Written request:
Look for "this" in the listing below. Gather each line that contains it.

Entries supplied:
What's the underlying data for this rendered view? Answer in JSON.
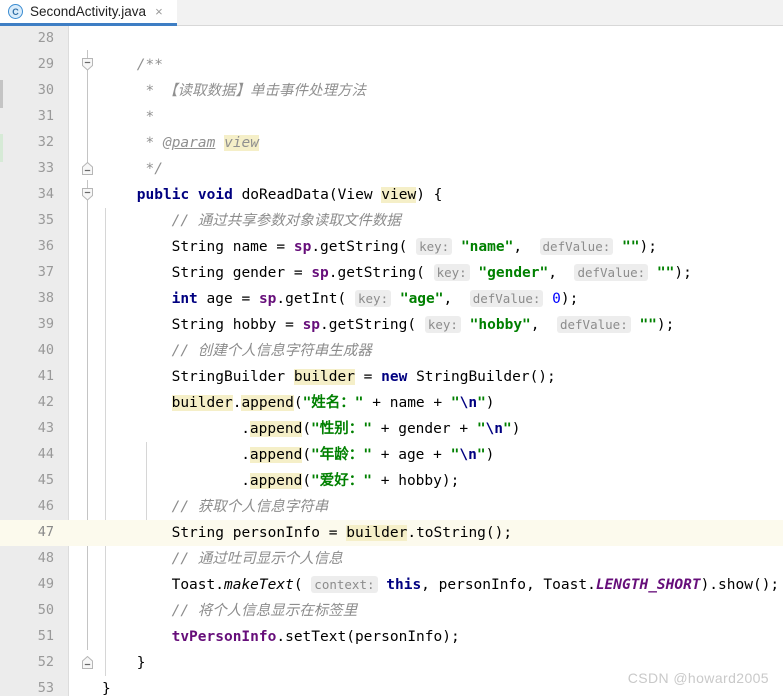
{
  "tab": {
    "icon": "java-class-icon",
    "filename": "SecondActivity.java",
    "close": "×"
  },
  "editor": {
    "first_line_number": 28,
    "last_line_number": 53,
    "caret_line_number": 47,
    "colors": {
      "keyword": "#000080",
      "string": "#008000",
      "field": "#660E7A",
      "comment": "#8C8C8C",
      "number": "#0000FF",
      "caret_row_bg": "#FCFAED",
      "identifier_highlight": "#F5EFC8",
      "gutter_bg": "#ECECEC",
      "tab_underline": "#3E7EC4"
    },
    "lines": [
      {
        "n": 28,
        "text": ""
      },
      {
        "n": 29,
        "text": "    /**"
      },
      {
        "n": 30,
        "text": "     * 【读取数据】单击事件处理方法"
      },
      {
        "n": 31,
        "text": "     *"
      },
      {
        "n": 32,
        "text": "     * @param view"
      },
      {
        "n": 33,
        "text": "     */"
      },
      {
        "n": 34,
        "text": "    public void doReadData(View view) {"
      },
      {
        "n": 35,
        "text": "        // 通过共享参数对象读取文件数据"
      },
      {
        "n": 36,
        "text": "        String name = sp.getString( key: \"name\",  defValue: \"\");"
      },
      {
        "n": 37,
        "text": "        String gender = sp.getString( key: \"gender\",  defValue: \"\");"
      },
      {
        "n": 38,
        "text": "        int age = sp.getInt( key: \"age\",  defValue: 0);"
      },
      {
        "n": 39,
        "text": "        String hobby = sp.getString( key: \"hobby\",  defValue: \"\");"
      },
      {
        "n": 40,
        "text": "        // 创建个人信息字符串生成器"
      },
      {
        "n": 41,
        "text": "        StringBuilder builder = new StringBuilder();"
      },
      {
        "n": 42,
        "text": "        builder.append(\"姓名：\" + name + \"\\n\")"
      },
      {
        "n": 43,
        "text": "                .append(\"性别：\" + gender + \"\\n\")"
      },
      {
        "n": 44,
        "text": "                .append(\"年龄：\" + age + \"\\n\")"
      },
      {
        "n": 45,
        "text": "                .append(\"爱好：\" + hobby);"
      },
      {
        "n": 46,
        "text": "        // 获取个人信息字符串"
      },
      {
        "n": 47,
        "text": "        String personInfo = builder.toString();"
      },
      {
        "n": 48,
        "text": "        // 通过吐司显示个人信息"
      },
      {
        "n": 49,
        "text": "        Toast.makeText( context: this, personInfo, Toast.LENGTH_SHORT).show();"
      },
      {
        "n": 50,
        "text": "        // 将个人信息显示在标签里"
      },
      {
        "n": 51,
        "text": "        tvPersonInfo.setText(personInfo);"
      },
      {
        "n": 52,
        "text": "    }"
      },
      {
        "n": 53,
        "text": "}"
      }
    ],
    "fold_markers": [
      {
        "line": 29,
        "kind": "region-start"
      },
      {
        "line": 33,
        "kind": "region-end"
      },
      {
        "line": 34,
        "kind": "region-start"
      },
      {
        "line": 52,
        "kind": "region-end"
      }
    ],
    "parameter_hints": [
      "key:",
      "defValue:",
      "context:"
    ],
    "highlighted_identifiers": [
      "view",
      "builder",
      "append"
    ]
  },
  "watermark": {
    "text": "CSDN @howard2005"
  }
}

Exercise solution:
What's the underlying data for this rendered view? Answer in JSON.
        "text": "        Toast.makeText( context: this, personInfo, Toast.LENGTH_SHORT).show();"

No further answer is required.